**데이터 목록:**
%%

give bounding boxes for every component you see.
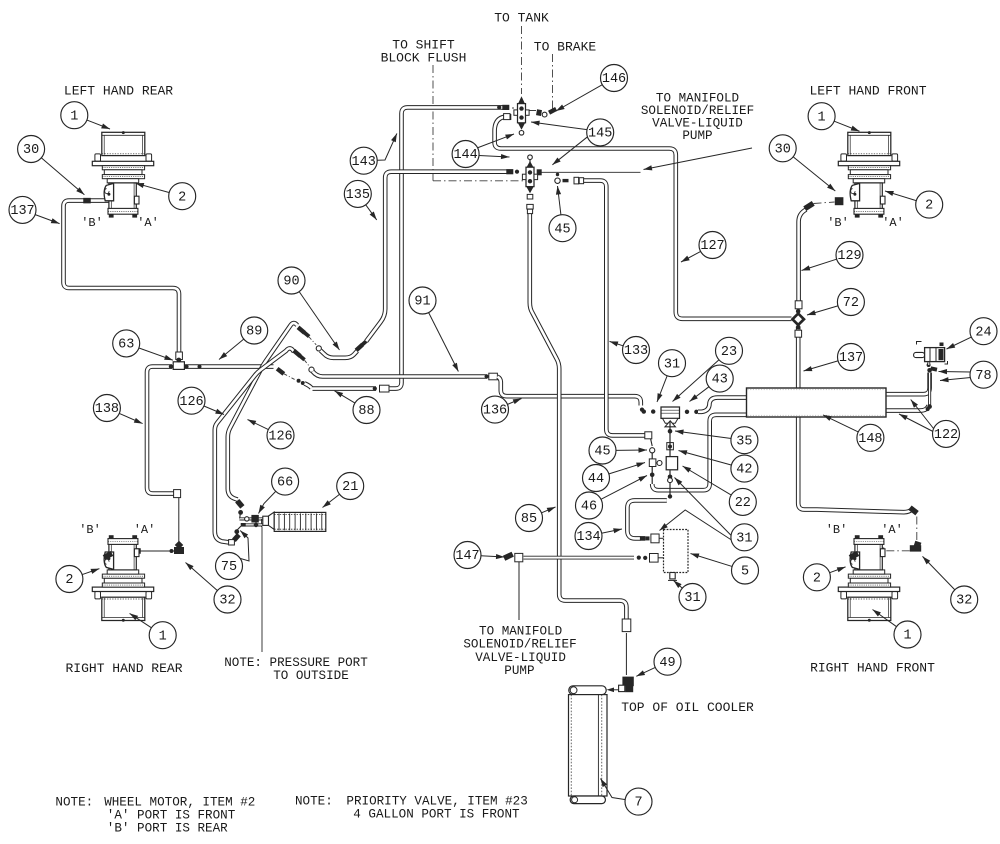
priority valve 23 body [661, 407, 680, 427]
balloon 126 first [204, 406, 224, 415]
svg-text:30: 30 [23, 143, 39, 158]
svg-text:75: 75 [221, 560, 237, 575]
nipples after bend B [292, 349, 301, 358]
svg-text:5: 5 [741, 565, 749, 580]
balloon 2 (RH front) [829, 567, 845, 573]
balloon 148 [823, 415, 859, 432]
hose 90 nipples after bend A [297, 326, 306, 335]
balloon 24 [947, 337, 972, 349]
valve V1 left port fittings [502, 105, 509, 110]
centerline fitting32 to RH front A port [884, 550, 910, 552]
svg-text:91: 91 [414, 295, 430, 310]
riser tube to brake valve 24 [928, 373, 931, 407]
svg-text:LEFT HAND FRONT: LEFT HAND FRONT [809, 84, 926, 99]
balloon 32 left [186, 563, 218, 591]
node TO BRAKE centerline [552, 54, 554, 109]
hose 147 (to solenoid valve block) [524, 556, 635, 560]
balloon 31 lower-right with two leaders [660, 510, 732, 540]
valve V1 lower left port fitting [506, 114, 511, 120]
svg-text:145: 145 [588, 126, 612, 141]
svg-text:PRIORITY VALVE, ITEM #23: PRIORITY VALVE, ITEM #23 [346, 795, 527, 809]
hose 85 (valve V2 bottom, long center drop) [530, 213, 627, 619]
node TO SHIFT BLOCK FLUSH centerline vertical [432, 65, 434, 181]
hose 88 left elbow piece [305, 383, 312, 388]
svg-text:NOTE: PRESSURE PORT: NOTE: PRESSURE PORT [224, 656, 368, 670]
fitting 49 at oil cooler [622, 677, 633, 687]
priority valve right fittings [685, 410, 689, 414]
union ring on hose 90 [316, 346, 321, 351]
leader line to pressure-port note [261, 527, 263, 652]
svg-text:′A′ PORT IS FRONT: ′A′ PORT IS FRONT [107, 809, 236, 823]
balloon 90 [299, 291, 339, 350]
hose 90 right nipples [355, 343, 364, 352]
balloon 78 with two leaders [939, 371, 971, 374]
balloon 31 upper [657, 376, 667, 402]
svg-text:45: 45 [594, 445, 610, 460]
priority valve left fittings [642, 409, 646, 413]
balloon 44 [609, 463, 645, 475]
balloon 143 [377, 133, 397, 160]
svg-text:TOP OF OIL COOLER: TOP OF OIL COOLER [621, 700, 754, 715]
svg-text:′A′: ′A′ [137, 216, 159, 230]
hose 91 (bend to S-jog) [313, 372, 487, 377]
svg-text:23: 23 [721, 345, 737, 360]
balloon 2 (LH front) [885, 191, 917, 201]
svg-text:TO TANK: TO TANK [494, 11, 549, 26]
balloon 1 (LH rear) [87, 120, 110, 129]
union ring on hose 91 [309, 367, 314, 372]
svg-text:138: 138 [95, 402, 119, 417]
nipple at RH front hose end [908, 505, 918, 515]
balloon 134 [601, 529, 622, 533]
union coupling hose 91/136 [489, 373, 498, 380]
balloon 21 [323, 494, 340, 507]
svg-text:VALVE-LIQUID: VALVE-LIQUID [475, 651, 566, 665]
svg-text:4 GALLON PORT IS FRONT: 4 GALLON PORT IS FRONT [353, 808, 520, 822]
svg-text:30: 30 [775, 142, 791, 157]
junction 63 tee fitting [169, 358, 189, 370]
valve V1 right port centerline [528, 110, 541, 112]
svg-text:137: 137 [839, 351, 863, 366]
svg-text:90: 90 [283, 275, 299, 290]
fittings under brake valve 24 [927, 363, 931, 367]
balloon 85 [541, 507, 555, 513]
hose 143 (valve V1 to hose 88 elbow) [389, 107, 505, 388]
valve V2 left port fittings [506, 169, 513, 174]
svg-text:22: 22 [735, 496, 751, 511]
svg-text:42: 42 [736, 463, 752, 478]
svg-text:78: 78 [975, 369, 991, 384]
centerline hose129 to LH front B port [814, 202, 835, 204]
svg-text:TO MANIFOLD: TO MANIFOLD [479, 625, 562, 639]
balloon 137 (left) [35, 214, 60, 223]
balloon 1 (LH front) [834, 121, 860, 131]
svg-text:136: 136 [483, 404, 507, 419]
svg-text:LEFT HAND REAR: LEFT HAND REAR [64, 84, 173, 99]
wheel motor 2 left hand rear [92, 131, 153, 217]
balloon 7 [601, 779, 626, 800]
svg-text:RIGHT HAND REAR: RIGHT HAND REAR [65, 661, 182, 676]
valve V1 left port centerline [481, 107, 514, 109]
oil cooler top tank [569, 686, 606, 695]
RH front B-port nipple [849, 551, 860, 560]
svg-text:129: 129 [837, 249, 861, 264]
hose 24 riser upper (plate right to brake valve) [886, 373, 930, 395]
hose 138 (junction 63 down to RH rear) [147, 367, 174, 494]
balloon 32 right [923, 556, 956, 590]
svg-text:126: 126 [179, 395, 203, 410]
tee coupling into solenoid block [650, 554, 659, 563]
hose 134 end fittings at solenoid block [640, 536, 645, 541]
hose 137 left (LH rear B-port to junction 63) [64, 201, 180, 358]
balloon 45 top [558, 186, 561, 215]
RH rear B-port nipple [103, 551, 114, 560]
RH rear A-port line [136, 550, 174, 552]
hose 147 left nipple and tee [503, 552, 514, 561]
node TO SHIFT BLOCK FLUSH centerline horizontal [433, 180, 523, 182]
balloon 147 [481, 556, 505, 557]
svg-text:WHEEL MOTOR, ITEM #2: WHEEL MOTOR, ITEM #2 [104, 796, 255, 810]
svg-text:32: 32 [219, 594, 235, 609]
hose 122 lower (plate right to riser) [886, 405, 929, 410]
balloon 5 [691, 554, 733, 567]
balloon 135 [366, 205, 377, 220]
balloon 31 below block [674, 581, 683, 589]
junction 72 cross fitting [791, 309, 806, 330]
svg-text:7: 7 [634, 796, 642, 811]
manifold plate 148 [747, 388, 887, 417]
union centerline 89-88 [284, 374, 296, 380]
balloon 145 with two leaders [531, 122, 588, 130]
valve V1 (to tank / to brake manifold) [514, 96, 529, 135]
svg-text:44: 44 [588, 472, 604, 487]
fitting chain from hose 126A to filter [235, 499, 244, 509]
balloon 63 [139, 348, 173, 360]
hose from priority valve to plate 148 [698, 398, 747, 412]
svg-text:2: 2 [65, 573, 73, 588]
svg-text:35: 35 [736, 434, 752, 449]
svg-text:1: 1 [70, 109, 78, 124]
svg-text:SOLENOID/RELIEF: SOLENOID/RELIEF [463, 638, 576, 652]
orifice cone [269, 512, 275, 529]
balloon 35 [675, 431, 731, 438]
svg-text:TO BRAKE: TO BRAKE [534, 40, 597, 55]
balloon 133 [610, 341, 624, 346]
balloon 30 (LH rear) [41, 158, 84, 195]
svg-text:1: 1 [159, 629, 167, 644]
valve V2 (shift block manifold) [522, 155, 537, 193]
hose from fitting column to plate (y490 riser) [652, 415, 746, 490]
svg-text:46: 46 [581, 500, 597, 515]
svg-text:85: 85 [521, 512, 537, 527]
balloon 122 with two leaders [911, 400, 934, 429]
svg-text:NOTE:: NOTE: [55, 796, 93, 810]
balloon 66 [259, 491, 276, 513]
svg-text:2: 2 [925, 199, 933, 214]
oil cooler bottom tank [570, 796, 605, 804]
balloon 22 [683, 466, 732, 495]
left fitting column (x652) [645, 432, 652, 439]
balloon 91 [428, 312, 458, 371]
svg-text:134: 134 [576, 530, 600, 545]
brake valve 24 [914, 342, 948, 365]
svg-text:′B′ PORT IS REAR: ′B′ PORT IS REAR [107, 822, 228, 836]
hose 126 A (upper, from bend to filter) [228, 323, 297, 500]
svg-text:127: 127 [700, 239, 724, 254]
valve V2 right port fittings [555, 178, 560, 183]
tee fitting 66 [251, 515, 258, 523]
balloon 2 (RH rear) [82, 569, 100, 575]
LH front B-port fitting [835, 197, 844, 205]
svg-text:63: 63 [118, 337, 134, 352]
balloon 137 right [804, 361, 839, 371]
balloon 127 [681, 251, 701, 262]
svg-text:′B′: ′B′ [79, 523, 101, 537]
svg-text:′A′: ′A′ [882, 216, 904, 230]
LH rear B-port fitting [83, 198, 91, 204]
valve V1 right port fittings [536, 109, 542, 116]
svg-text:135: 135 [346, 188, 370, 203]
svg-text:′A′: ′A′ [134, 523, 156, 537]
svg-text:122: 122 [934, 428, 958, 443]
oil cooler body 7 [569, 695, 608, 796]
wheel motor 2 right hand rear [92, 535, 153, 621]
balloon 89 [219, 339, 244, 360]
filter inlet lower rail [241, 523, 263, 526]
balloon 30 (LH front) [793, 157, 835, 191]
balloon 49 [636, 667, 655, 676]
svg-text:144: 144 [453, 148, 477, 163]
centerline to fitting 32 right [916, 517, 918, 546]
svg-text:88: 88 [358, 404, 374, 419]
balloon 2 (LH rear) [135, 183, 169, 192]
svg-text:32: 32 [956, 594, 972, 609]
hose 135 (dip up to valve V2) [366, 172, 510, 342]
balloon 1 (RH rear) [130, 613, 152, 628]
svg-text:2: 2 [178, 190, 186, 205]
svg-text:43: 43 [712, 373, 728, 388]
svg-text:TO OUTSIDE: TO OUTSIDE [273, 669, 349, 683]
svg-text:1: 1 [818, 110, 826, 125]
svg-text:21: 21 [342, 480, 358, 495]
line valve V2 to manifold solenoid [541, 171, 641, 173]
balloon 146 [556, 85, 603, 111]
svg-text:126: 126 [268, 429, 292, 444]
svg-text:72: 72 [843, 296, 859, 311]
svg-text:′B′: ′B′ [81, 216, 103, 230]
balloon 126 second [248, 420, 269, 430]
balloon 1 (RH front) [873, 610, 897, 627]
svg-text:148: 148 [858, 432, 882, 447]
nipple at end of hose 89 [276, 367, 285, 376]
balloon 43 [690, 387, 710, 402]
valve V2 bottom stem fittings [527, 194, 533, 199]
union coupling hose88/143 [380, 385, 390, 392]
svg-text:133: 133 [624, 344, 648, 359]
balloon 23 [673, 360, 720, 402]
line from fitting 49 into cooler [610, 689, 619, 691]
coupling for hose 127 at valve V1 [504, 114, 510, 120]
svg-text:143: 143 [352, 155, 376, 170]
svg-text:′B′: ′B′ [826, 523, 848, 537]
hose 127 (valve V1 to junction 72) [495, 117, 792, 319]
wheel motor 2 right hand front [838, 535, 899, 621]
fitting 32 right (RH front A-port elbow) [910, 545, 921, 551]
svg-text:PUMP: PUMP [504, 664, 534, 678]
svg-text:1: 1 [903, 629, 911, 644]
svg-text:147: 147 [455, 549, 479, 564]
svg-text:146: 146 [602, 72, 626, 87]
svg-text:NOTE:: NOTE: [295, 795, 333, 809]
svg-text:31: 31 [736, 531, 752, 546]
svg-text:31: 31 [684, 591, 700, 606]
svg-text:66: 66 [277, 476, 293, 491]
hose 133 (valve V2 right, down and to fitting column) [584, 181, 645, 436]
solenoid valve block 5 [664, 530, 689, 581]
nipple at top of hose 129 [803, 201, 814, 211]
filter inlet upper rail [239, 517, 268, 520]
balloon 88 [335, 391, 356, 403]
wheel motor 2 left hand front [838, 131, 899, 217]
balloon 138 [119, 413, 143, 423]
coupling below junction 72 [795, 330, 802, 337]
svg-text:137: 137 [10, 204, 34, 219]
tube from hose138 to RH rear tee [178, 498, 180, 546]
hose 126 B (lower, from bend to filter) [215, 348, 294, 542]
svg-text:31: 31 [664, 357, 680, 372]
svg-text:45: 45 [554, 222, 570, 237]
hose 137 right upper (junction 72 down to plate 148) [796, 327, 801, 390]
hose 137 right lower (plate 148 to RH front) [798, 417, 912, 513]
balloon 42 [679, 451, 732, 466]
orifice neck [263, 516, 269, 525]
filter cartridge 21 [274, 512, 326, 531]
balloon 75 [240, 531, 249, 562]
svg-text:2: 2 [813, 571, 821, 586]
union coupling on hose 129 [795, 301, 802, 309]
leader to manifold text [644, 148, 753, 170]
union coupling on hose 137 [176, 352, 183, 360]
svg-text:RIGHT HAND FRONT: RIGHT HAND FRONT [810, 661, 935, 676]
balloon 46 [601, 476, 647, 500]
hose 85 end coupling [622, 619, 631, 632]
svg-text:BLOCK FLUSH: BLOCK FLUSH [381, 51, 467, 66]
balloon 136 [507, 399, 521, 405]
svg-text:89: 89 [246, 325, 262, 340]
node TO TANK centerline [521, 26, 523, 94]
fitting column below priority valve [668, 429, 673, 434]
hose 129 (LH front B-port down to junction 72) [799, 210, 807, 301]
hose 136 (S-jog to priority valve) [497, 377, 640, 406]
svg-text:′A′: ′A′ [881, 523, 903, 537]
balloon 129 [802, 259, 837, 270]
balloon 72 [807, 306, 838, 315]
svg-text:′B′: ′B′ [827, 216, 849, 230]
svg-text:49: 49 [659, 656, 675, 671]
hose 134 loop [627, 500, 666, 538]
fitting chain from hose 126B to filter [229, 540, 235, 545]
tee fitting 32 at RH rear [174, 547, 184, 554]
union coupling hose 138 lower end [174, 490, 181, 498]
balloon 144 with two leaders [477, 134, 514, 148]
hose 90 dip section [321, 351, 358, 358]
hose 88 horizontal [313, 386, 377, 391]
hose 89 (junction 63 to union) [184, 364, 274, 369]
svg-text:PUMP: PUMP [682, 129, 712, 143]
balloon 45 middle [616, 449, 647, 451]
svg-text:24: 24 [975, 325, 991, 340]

%%
%%

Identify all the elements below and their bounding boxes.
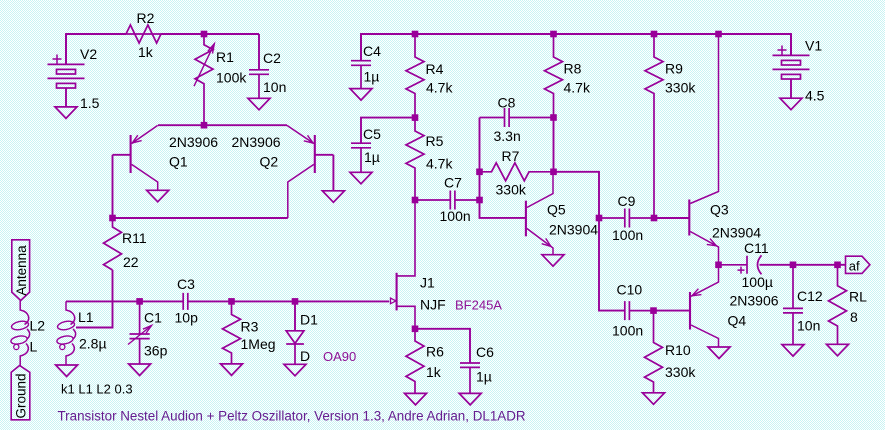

%%

**과제 설명:** "give bounding boxes" 문구가 있는 행부터 "svg-text:PRIORITY VALVE, ITEM" 문구가 있는 행까지(양 끝 포함) 다시 쓰되, "balloon" 표현을 "callout" 표현으로 바꾸고 나머지는 그대로 두시오. 그림은 답에 넣지 마시오.

**문제 풀이:**
give bounding boxes for every component you see.
priority valve 23 body [661, 407, 680, 427]
callout 126 first [204, 406, 224, 415]
svg-text:30: 30 [23, 143, 39, 158]
svg-text:75: 75 [221, 560, 237, 575]
nipples after bend B [292, 349, 301, 358]
svg-text:5: 5 [741, 565, 749, 580]
callout 2 (RH front) [829, 567, 845, 573]
callout 148 [823, 415, 859, 432]
hose 90 nipples after bend A [297, 326, 306, 335]
callout 24 [947, 337, 972, 349]
valve V1 left port fittings [502, 105, 509, 110]
centerline fitting32 to RH front A port [884, 550, 910, 552]
svg-text:91: 91 [414, 295, 430, 310]
riser tube to brake valve 24 [928, 373, 931, 407]
svg-text:LEFT HAND FRONT: LEFT HAND FRONT [809, 84, 926, 99]
callout 32 left [186, 563, 218, 591]
node TO BRAKE centerline [552, 54, 554, 109]
hose 147 (to solenoid valve block) [524, 556, 635, 560]
callout 31 lower-right with two leaders [660, 510, 732, 540]
valve V1 lower left port fitting [506, 114, 511, 120]
svg-text:145: 145 [588, 126, 612, 141]
svg-text:PRIORITY VALVE, ITEM #23: PRIORITY VALVE, ITEM #23 [346, 795, 527, 809]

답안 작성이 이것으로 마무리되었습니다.